**GOAL OF THE EXERCISE**
Leaving the pictures aside, transcribe every line below exactly.

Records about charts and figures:
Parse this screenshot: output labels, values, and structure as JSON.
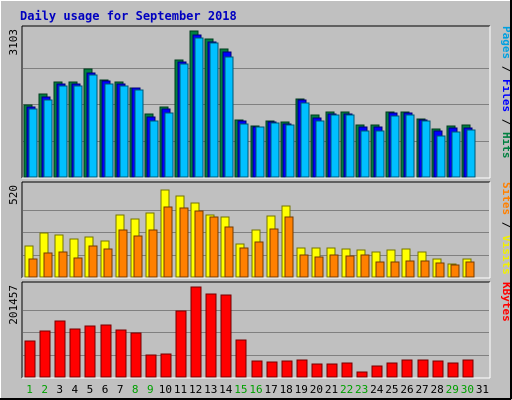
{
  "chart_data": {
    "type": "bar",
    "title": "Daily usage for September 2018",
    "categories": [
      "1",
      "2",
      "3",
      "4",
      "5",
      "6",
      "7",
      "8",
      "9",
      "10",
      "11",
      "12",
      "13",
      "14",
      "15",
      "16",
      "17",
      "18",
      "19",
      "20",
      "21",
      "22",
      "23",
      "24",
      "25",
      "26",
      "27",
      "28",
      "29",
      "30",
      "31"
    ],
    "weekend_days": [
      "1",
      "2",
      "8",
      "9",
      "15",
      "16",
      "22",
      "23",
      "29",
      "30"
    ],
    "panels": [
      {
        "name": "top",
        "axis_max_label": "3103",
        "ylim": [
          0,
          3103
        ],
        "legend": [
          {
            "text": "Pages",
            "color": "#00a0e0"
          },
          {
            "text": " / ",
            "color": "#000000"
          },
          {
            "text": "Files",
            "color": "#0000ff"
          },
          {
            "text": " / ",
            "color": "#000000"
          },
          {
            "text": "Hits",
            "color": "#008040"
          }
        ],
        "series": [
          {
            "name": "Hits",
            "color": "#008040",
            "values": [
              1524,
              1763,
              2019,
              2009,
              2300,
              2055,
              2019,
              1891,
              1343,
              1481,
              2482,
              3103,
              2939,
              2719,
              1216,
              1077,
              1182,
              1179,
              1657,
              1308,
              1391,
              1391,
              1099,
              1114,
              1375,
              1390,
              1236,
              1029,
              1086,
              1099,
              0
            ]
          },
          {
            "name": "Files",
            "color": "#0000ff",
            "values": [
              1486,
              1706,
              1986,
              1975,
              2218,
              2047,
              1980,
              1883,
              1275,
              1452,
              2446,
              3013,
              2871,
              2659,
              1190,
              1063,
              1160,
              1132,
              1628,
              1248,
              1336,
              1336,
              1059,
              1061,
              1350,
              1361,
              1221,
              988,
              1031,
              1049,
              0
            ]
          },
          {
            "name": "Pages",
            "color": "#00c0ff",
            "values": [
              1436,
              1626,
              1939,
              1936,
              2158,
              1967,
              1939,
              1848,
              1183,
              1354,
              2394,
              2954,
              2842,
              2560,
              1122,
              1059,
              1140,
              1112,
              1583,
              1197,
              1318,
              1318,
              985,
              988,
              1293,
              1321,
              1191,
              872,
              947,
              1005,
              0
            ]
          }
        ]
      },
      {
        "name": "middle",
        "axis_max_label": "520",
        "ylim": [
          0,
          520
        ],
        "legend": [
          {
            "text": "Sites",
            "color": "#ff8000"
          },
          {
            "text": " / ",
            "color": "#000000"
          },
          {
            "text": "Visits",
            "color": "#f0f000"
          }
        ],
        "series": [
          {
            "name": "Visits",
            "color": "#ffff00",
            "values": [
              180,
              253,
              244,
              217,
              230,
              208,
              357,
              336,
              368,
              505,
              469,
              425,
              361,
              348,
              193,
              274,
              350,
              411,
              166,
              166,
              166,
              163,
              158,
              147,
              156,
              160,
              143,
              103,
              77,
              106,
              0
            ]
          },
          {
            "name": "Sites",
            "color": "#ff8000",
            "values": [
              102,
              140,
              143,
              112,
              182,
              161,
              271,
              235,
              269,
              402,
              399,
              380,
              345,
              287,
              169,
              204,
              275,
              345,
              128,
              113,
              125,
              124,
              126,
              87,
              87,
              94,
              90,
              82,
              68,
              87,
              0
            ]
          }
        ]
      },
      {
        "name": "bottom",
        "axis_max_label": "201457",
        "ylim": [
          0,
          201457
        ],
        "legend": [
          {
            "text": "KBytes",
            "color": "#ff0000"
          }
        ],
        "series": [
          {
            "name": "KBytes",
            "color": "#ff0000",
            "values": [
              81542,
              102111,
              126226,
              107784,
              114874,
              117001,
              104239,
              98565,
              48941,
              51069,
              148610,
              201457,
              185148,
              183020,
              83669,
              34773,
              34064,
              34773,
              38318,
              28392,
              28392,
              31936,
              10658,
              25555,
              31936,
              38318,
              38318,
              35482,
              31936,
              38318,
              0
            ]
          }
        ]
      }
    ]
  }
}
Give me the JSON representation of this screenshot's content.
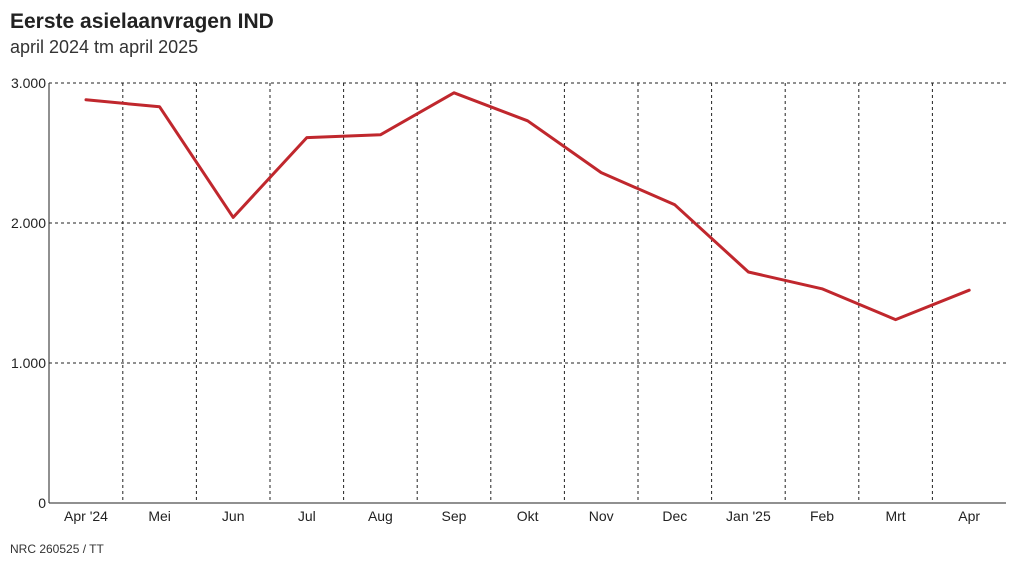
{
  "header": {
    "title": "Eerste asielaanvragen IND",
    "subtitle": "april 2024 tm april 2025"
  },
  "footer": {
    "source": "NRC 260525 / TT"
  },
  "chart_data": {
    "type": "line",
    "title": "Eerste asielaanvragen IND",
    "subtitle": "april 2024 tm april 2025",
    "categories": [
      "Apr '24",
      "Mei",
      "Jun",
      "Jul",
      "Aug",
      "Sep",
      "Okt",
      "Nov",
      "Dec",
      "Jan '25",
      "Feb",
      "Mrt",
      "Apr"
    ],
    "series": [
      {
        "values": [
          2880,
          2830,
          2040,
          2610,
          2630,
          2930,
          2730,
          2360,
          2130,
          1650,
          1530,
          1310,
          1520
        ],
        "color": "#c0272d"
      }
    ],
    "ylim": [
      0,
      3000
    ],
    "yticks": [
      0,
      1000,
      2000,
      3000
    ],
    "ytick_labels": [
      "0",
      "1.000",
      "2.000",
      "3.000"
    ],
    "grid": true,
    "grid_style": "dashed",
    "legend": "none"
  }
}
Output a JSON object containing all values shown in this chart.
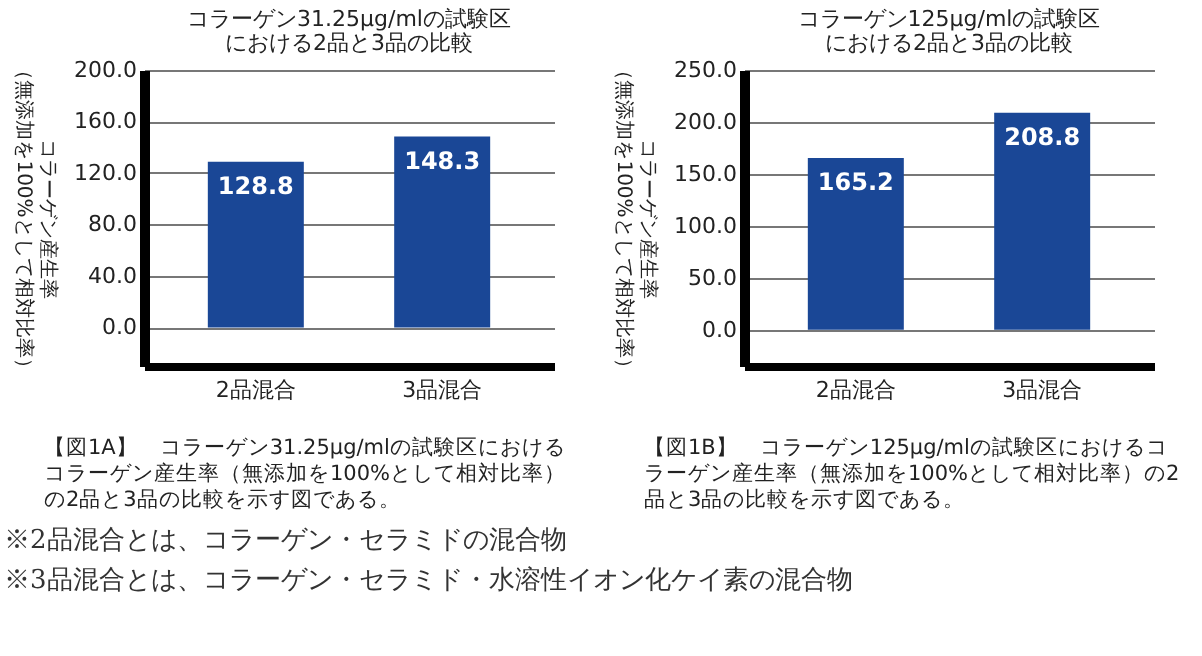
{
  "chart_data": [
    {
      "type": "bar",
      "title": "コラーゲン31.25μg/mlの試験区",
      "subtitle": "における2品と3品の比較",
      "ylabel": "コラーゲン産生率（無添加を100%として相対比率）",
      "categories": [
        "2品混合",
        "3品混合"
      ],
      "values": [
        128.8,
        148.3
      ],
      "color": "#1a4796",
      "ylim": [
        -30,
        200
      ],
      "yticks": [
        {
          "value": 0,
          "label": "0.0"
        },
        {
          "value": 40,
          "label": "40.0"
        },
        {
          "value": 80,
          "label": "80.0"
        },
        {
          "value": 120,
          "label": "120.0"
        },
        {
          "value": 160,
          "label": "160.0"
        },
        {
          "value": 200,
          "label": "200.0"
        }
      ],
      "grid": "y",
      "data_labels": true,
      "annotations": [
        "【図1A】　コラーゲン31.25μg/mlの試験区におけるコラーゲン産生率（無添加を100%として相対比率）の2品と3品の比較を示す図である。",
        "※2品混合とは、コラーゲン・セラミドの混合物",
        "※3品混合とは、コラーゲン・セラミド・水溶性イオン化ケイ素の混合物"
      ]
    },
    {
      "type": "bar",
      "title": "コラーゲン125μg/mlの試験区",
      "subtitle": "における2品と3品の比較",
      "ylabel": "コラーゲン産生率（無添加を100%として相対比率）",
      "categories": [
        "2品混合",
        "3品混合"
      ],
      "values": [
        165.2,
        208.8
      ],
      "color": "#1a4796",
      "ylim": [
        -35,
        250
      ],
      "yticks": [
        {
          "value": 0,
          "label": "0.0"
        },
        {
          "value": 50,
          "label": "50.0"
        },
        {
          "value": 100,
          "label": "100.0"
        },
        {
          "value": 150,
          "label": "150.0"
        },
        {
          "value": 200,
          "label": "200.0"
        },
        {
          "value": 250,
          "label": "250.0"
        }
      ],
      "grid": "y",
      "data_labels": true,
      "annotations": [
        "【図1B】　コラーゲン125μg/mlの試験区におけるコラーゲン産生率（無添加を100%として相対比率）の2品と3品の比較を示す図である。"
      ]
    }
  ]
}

**REPLY TO THE EXERCISE**
Parse this screenshot: output labels, values, and structure as JSON.
{
  "chart_data": {
    "type": "bar",
    "title": "Daily usage for September 2018",
    "categories": [
      "1",
      "2",
      "3",
      "4",
      "5",
      "6",
      "7",
      "8",
      "9",
      "10",
      "11",
      "12",
      "13",
      "14",
      "15",
      "16",
      "17",
      "18",
      "19",
      "20",
      "21",
      "22",
      "23",
      "24",
      "25",
      "26",
      "27",
      "28",
      "29",
      "30",
      "31"
    ],
    "weekend_days": [
      "1",
      "2",
      "8",
      "9",
      "15",
      "16",
      "22",
      "23",
      "29",
      "30"
    ],
    "panels": [
      {
        "name": "top",
        "axis_max_label": "3103",
        "ylim": [
          0,
          3103
        ],
        "legend": [
          {
            "text": "Pages",
            "color": "#00a0e0"
          },
          {
            "text": " / ",
            "color": "#000000"
          },
          {
            "text": "Files",
            "color": "#0000ff"
          },
          {
            "text": " / ",
            "color": "#000000"
          },
          {
            "text": "Hits",
            "color": "#008040"
          }
        ],
        "series": [
          {
            "name": "Hits",
            "color": "#008040",
            "values": [
              1524,
              1763,
              2019,
              2009,
              2300,
              2055,
              2019,
              1891,
              1343,
              1481,
              2482,
              3103,
              2939,
              2719,
              1216,
              1077,
              1182,
              1179,
              1657,
              1308,
              1391,
              1391,
              1099,
              1114,
              1375,
              1390,
              1236,
              1029,
              1086,
              1099,
              0
            ]
          },
          {
            "name": "Files",
            "color": "#0000ff",
            "values": [
              1486,
              1706,
              1986,
              1975,
              2218,
              2047,
              1980,
              1883,
              1275,
              1452,
              2446,
              3013,
              2871,
              2659,
              1190,
              1063,
              1160,
              1132,
              1628,
              1248,
              1336,
              1336,
              1059,
              1061,
              1350,
              1361,
              1221,
              988,
              1031,
              1049,
              0
            ]
          },
          {
            "name": "Pages",
            "color": "#00c0ff",
            "values": [
              1436,
              1626,
              1939,
              1936,
              2158,
              1967,
              1939,
              1848,
              1183,
              1354,
              2394,
              2954,
              2842,
              2560,
              1122,
              1059,
              1140,
              1112,
              1583,
              1197,
              1318,
              1318,
              985,
              988,
              1293,
              1321,
              1191,
              872,
              947,
              1005,
              0
            ]
          }
        ]
      },
      {
        "name": "middle",
        "axis_max_label": "520",
        "ylim": [
          0,
          520
        ],
        "legend": [
          {
            "text": "Sites",
            "color": "#ff8000"
          },
          {
            "text": " / ",
            "color": "#000000"
          },
          {
            "text": "Visits",
            "color": "#f0f000"
          }
        ],
        "series": [
          {
            "name": "Visits",
            "color": "#ffff00",
            "values": [
              180,
              253,
              244,
              217,
              230,
              208,
              357,
              336,
              368,
              505,
              469,
              425,
              361,
              348,
              193,
              274,
              350,
              411,
              166,
              166,
              166,
              163,
              158,
              147,
              156,
              160,
              143,
              103,
              77,
              106,
              0
            ]
          },
          {
            "name": "Sites",
            "color": "#ff8000",
            "values": [
              102,
              140,
              143,
              112,
              182,
              161,
              271,
              235,
              269,
              402,
              399,
              380,
              345,
              287,
              169,
              204,
              275,
              345,
              128,
              113,
              125,
              124,
              126,
              87,
              87,
              94,
              90,
              82,
              68,
              87,
              0
            ]
          }
        ]
      },
      {
        "name": "bottom",
        "axis_max_label": "201457",
        "ylim": [
          0,
          201457
        ],
        "legend": [
          {
            "text": "KBytes",
            "color": "#ff0000"
          }
        ],
        "series": [
          {
            "name": "KBytes",
            "color": "#ff0000",
            "values": [
              81542,
              102111,
              126226,
              107784,
              114874,
              117001,
              104239,
              98565,
              48941,
              51069,
              148610,
              201457,
              185148,
              183020,
              83669,
              34773,
              34064,
              34773,
              38318,
              28392,
              28392,
              31936,
              10658,
              25555,
              31936,
              38318,
              38318,
              35482,
              31936,
              38318,
              0
            ]
          }
        ]
      }
    ]
  }
}
Give me the JSON representation of this screenshot's content.
{
  "header": {
    "title": "Eerste asielaanvragen IND",
    "subtitle": "april 2024 tm april 2025"
  },
  "footer": {
    "source": "NRC 260525 / TT"
  },
  "chart_data": {
    "type": "line",
    "title": "Eerste asielaanvragen IND",
    "subtitle": "april 2024 tm april 2025",
    "categories": [
      "Apr '24",
      "Mei",
      "Jun",
      "Jul",
      "Aug",
      "Sep",
      "Okt",
      "Nov",
      "Dec",
      "Jan '25",
      "Feb",
      "Mrt",
      "Apr"
    ],
    "series": [
      {
        "values": [
          2880,
          2830,
          2040,
          2610,
          2630,
          2930,
          2730,
          2360,
          2130,
          1650,
          1530,
          1310,
          1520
        ],
        "color": "#c0272d"
      }
    ],
    "ylim": [
      0,
      3000
    ],
    "yticks": [
      0,
      1000,
      2000,
      3000
    ],
    "ytick_labels": [
      "0",
      "1.000",
      "2.000",
      "3.000"
    ],
    "grid": true,
    "grid_style": "dashed",
    "legend": "none"
  }
}
Output a JSON object containing all values shown in this chart.
{
  "chart_data": [
    {
      "type": "bar",
      "title": "コラーゲン31.25μg/mlの試験区",
      "subtitle": "における2品と3品の比較",
      "ylabel": "コラーゲン産生率（無添加を100%として相対比率）",
      "categories": [
        "2品混合",
        "3品混合"
      ],
      "values": [
        128.8,
        148.3
      ],
      "color": "#1a4796",
      "ylim": [
        -30,
        200
      ],
      "yticks": [
        {
          "value": 0,
          "label": "0.0"
        },
        {
          "value": 40,
          "label": "40.0"
        },
        {
          "value": 80,
          "label": "80.0"
        },
        {
          "value": 120,
          "label": "120.0"
        },
        {
          "value": 160,
          "label": "160.0"
        },
        {
          "value": 200,
          "label": "200.0"
        }
      ],
      "grid": "y",
      "data_labels": true,
      "annotations": [
        "【図1A】　コラーゲン31.25μg/mlの試験区におけるコラーゲン産生率（無添加を100%として相対比率）の2品と3品の比較を示す図である。",
        "※2品混合とは、コラーゲン・セラミドの混合物",
        "※3品混合とは、コラーゲン・セラミド・水溶性イオン化ケイ素の混合物"
      ]
    },
    {
      "type": "bar",
      "title": "コラーゲン125μg/mlの試験区",
      "subtitle": "における2品と3品の比較",
      "ylabel": "コラーゲン産生率（無添加を100%として相対比率）",
      "categories": [
        "2品混合",
        "3品混合"
      ],
      "values": [
        165.2,
        208.8
      ],
      "color": "#1a4796",
      "ylim": [
        -35,
        250
      ],
      "yticks": [
        {
          "value": 0,
          "label": "0.0"
        },
        {
          "value": 50,
          "label": "50.0"
        },
        {
          "value": 100,
          "label": "100.0"
        },
        {
          "value": 150,
          "label": "150.0"
        },
        {
          "value": 200,
          "label": "200.0"
        },
        {
          "value": 250,
          "label": "250.0"
        }
      ],
      "grid": "y",
      "data_labels": true,
      "annotations": [
        "【図1B】　コラーゲン125μg/mlの試験区におけるコラーゲン産生率（無添加を100%として相対比率）の2品と3品の比較を示す図である。"
      ]
    }
  ]
}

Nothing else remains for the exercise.